Dataset rows about figures:
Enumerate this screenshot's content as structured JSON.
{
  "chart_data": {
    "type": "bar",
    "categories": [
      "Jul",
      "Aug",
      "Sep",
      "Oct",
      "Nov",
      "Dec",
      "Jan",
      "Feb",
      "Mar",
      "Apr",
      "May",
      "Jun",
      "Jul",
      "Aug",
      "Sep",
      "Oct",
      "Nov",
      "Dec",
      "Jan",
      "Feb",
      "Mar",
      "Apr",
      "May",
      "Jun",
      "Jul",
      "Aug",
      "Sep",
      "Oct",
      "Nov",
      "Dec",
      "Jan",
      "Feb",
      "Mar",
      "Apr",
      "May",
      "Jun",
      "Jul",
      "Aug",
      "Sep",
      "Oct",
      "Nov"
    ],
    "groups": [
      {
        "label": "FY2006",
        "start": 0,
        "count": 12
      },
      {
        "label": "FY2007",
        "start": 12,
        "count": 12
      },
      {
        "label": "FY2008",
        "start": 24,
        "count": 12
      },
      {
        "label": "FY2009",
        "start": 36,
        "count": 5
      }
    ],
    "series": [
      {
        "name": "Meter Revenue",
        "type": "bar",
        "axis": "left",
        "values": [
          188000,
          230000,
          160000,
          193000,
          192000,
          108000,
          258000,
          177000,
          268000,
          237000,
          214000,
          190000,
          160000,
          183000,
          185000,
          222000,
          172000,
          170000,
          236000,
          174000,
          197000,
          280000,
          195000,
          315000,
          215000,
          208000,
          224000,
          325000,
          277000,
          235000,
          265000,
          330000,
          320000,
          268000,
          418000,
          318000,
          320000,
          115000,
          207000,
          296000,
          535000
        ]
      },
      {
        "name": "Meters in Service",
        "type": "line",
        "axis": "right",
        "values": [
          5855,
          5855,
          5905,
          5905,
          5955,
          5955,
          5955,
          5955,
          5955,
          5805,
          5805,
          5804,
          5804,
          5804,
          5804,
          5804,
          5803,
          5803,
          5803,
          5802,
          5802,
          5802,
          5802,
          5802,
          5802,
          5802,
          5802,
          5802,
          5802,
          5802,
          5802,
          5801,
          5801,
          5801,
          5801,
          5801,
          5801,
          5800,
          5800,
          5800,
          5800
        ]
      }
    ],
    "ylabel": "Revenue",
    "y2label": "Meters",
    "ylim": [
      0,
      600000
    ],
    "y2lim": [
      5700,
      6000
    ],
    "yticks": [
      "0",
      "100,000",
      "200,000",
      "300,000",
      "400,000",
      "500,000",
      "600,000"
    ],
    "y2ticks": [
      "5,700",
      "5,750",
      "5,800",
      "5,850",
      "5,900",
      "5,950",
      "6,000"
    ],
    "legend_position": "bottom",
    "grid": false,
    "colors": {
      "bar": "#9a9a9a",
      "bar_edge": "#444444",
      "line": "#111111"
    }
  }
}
---
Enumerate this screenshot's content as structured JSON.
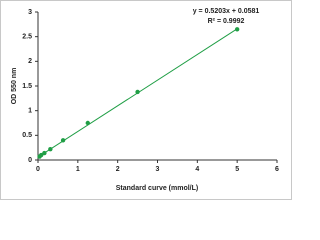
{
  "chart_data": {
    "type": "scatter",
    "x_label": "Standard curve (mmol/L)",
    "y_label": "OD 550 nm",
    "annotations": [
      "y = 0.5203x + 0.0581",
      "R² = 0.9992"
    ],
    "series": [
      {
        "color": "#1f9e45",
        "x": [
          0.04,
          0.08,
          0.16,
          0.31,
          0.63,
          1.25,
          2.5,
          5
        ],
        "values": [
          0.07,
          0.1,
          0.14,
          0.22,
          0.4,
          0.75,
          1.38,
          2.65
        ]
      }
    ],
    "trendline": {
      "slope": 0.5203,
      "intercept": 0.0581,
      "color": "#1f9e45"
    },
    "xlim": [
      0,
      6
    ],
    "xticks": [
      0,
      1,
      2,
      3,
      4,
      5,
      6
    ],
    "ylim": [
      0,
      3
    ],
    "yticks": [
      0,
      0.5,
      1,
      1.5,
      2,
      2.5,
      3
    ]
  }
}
* * *
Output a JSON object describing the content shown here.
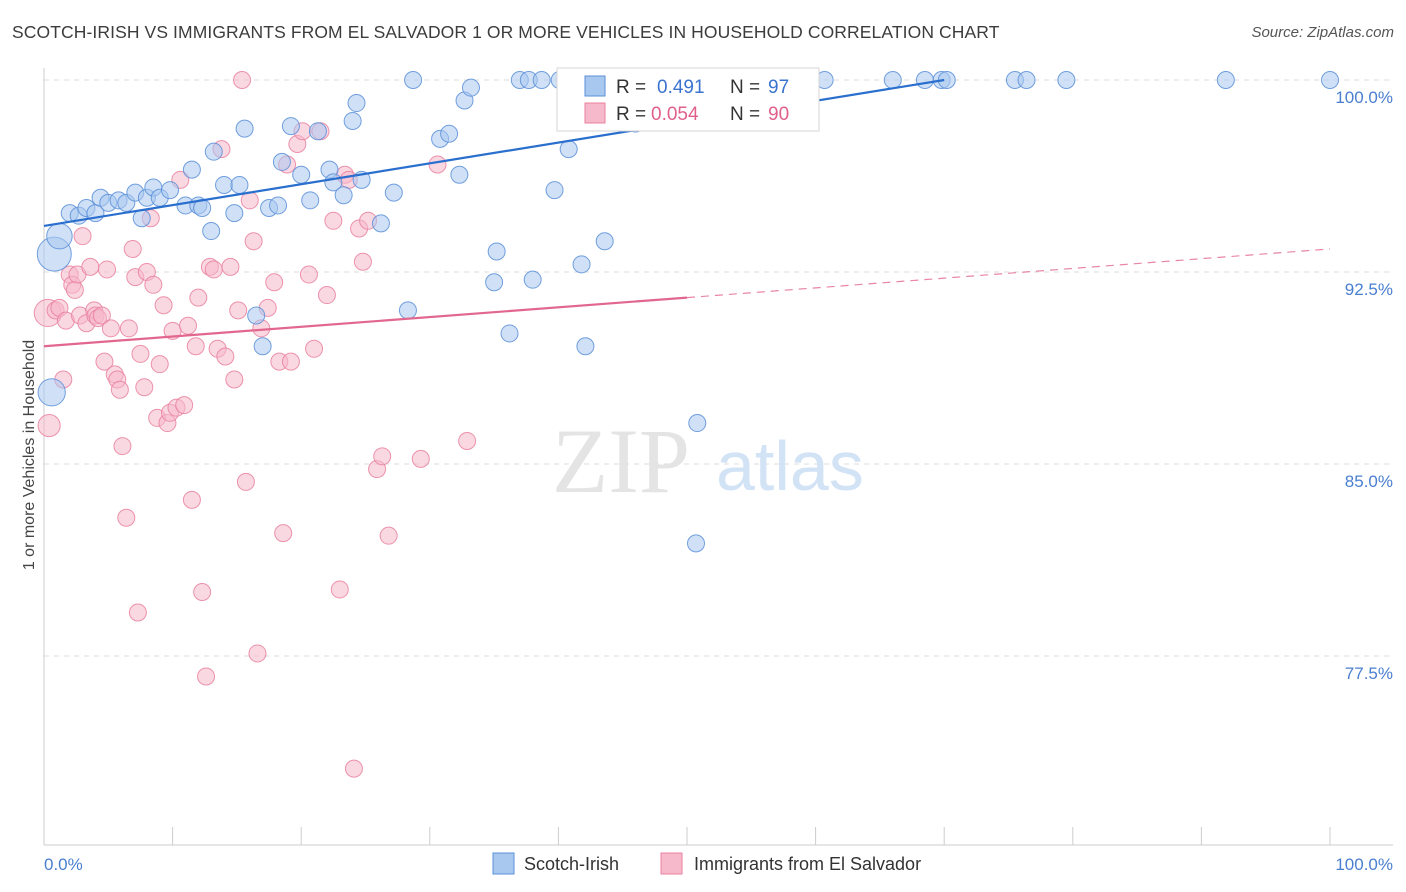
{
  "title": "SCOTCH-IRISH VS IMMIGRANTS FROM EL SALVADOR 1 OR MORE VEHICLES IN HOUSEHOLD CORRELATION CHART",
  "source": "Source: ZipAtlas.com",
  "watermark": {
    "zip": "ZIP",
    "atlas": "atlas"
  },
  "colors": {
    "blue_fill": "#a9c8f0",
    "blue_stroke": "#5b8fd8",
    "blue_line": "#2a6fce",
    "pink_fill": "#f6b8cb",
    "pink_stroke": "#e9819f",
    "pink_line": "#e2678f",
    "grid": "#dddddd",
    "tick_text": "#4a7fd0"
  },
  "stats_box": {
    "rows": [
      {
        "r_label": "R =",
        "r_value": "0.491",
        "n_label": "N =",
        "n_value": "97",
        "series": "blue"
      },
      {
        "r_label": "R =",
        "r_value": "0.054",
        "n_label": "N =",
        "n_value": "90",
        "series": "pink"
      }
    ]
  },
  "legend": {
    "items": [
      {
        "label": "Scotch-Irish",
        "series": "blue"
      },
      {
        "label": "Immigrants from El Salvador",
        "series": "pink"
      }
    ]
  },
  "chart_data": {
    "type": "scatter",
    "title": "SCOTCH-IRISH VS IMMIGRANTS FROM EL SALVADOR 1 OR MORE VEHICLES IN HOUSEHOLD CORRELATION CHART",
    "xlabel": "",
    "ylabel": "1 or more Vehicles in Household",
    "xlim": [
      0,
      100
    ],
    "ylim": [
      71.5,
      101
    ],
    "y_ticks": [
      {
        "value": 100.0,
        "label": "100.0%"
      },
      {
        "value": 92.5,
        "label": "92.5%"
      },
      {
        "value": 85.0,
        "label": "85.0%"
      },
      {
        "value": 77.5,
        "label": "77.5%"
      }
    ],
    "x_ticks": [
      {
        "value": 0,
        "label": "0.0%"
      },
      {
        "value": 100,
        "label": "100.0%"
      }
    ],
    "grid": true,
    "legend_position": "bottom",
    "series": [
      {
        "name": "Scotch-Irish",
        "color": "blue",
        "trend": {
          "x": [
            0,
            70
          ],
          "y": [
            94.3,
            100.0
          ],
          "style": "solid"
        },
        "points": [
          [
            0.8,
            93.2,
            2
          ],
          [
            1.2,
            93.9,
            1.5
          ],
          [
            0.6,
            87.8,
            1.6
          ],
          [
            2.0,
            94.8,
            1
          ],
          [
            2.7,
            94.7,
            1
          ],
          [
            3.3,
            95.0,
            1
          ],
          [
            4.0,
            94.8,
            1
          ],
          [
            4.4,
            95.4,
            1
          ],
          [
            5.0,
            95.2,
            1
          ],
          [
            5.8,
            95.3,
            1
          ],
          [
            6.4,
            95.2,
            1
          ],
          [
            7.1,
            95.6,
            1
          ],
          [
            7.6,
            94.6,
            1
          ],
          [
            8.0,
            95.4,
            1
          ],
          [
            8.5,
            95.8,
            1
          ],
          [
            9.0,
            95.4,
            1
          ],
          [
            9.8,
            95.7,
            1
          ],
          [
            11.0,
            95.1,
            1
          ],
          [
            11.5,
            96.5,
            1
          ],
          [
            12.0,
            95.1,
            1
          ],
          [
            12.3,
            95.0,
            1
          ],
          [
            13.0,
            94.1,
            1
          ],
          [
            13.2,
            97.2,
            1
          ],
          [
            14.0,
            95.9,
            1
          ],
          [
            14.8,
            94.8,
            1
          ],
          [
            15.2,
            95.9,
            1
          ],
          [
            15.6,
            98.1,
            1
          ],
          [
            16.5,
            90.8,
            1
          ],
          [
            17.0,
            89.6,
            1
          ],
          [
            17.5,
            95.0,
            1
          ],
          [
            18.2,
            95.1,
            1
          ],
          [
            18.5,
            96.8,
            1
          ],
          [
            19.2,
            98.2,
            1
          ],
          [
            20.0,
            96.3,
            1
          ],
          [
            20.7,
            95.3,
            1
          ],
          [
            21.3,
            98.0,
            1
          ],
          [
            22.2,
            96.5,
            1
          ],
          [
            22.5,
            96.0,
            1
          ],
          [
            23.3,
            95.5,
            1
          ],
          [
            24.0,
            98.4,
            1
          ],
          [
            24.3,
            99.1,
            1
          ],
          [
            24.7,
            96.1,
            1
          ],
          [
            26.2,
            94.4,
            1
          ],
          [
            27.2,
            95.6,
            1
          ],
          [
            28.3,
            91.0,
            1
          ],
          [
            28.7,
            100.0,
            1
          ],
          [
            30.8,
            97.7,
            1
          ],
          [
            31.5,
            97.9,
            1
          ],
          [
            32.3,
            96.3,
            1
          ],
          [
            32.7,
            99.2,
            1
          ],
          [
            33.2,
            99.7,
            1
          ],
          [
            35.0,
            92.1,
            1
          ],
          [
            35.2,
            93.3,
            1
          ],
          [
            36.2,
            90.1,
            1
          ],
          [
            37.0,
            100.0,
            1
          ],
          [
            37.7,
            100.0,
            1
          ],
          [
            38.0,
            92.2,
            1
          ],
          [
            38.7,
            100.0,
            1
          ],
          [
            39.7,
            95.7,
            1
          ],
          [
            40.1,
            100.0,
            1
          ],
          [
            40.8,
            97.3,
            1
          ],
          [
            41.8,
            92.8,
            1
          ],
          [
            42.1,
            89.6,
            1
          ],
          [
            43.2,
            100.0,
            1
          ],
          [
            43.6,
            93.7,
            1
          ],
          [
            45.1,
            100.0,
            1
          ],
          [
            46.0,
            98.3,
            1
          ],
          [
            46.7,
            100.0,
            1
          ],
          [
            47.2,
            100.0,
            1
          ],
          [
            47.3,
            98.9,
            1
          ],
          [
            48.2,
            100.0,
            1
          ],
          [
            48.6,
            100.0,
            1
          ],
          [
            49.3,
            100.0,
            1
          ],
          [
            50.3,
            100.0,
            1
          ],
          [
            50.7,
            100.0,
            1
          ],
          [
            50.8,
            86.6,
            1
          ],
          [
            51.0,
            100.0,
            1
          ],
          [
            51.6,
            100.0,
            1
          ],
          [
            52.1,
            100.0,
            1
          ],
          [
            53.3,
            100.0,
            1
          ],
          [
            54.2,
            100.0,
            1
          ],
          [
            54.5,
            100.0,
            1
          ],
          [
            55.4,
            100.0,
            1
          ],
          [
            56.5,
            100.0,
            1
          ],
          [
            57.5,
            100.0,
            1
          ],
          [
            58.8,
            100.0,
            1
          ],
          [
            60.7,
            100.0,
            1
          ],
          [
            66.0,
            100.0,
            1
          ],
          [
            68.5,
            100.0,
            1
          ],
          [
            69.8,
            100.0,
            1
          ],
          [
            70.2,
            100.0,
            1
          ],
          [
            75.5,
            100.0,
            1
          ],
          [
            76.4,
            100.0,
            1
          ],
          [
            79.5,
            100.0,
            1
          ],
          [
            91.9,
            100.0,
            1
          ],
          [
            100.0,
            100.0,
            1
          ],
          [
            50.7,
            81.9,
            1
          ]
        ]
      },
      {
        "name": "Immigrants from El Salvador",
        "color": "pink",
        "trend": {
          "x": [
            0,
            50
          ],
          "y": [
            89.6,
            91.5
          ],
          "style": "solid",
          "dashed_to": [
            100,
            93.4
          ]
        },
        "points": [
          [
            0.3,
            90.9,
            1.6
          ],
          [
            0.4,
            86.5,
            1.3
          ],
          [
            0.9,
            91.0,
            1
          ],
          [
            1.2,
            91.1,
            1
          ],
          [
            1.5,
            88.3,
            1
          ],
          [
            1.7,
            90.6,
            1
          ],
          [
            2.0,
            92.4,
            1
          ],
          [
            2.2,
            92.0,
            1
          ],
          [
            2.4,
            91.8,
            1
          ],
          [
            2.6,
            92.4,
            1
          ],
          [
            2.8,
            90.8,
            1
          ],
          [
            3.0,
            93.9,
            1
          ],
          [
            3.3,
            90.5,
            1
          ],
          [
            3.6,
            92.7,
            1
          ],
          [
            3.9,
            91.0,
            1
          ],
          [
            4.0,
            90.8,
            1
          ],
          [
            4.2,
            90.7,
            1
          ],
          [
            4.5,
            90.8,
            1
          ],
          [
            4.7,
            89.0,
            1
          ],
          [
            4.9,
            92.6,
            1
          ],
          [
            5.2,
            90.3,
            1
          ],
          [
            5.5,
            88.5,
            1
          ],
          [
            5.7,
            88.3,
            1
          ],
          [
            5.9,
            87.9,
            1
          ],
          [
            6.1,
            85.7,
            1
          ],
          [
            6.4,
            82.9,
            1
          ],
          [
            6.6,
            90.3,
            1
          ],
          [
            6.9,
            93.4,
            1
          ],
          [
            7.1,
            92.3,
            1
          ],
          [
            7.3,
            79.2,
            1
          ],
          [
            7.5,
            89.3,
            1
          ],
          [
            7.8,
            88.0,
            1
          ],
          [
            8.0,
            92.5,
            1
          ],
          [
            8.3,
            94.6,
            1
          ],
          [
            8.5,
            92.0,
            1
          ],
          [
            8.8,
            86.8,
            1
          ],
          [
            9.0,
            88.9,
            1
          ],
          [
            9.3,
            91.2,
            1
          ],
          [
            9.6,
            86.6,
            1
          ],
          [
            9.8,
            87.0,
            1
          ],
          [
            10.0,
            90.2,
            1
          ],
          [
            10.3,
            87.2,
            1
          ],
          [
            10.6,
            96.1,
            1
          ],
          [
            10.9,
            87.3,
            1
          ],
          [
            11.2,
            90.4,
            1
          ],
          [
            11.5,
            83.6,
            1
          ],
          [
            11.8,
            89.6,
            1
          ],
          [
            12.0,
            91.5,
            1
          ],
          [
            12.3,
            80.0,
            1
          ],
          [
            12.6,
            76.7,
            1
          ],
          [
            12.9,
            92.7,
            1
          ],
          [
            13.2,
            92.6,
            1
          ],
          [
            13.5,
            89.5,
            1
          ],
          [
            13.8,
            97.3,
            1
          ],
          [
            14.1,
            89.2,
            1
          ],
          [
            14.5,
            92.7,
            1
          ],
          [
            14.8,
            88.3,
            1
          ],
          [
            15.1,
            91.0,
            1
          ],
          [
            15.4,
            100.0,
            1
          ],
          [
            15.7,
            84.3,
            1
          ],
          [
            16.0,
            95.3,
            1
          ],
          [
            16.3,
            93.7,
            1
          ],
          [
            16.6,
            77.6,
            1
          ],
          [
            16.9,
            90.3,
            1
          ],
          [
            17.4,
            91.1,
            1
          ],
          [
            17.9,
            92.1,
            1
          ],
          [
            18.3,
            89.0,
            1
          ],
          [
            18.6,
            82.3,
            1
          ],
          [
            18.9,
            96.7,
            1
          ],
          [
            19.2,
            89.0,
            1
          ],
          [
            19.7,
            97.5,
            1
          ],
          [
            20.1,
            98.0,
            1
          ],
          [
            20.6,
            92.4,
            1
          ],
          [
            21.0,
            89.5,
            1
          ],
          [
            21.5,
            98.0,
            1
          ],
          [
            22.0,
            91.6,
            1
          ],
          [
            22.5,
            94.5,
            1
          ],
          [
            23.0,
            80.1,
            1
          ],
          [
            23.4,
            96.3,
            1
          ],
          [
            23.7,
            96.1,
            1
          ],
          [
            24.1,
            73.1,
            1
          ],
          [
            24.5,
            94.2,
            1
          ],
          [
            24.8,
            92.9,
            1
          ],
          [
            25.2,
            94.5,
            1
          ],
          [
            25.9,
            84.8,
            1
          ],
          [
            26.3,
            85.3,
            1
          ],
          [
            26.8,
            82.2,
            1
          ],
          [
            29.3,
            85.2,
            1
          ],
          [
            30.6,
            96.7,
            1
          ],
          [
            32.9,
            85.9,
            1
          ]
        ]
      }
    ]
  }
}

_Goal:_
Copy out every line from the material above in which the word "name" appears.

_Response:_
        "name": "Meter Revenue",
        "name": "Meters in Service",
        "name": "Scotch-Irish",
        "name": "Immigrants from El Salvador",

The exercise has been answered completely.